# Exercise details:
Copy out each line below that has the word "roues" in it.

Data entries
+-------+

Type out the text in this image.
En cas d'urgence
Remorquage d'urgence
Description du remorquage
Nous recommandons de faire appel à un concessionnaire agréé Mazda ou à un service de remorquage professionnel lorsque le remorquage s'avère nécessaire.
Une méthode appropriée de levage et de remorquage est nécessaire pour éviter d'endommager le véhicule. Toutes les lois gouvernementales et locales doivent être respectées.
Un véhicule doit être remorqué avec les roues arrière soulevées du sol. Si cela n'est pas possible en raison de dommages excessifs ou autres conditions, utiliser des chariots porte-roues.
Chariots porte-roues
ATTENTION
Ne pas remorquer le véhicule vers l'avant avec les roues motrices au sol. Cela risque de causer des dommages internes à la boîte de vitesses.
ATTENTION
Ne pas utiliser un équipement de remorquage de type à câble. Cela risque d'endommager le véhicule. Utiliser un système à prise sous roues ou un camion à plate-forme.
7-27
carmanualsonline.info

+-------+

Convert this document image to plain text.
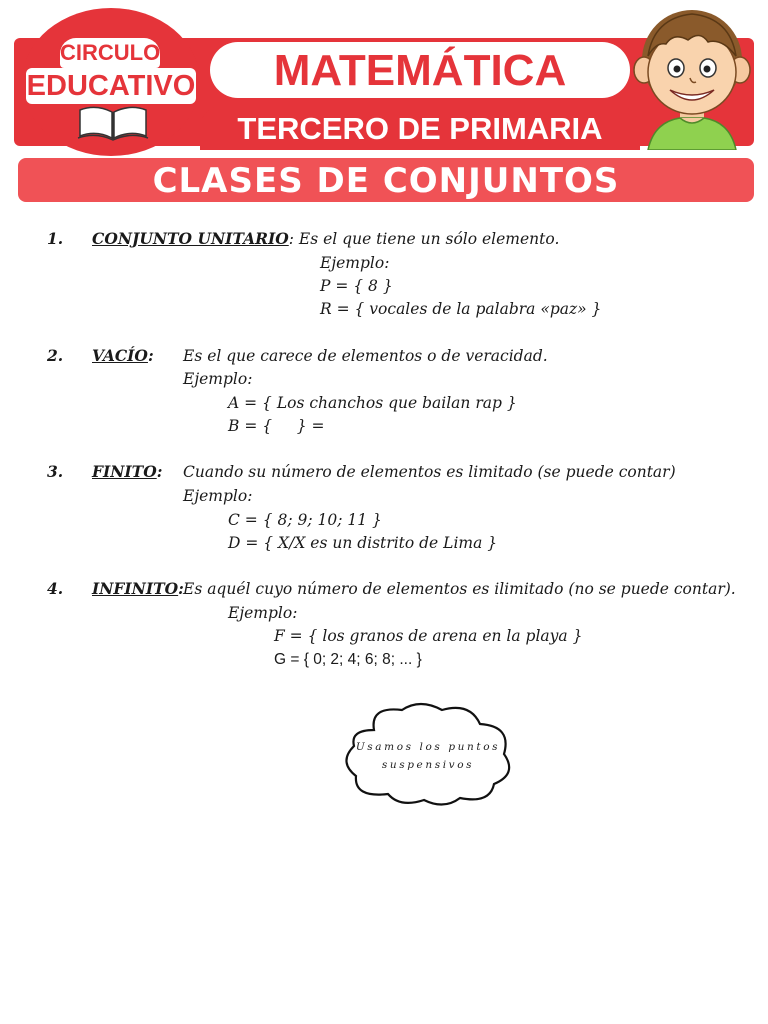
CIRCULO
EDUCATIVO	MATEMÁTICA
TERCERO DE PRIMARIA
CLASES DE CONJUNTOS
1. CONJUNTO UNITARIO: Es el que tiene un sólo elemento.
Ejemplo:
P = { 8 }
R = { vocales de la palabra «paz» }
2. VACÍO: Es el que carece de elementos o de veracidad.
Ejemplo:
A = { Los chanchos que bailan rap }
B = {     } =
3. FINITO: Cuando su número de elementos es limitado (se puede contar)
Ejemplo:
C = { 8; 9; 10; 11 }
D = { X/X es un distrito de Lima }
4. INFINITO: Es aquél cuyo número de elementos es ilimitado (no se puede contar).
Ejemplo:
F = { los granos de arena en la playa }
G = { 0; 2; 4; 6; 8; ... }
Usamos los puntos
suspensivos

+-------+

# Result for this exercise:
Un véhicule doit être remorqué avec les roues arrière soulevées du sol. Si cela n'est pas possible en raison de dommages excessifs ou autres conditions, utiliser des chariots porte-roues.
Chariots porte-roues
Ne pas remorquer le véhicule vers l'avant avec les roues motrices au sol. Cela risque de causer des dommages internes à la boîte de vitesses.
Ne pas utiliser un équipement de remorquage de type à câble. Cela risque d'endommager le véhicule. Utiliser un système à prise sous roues ou un camion à plate-forme.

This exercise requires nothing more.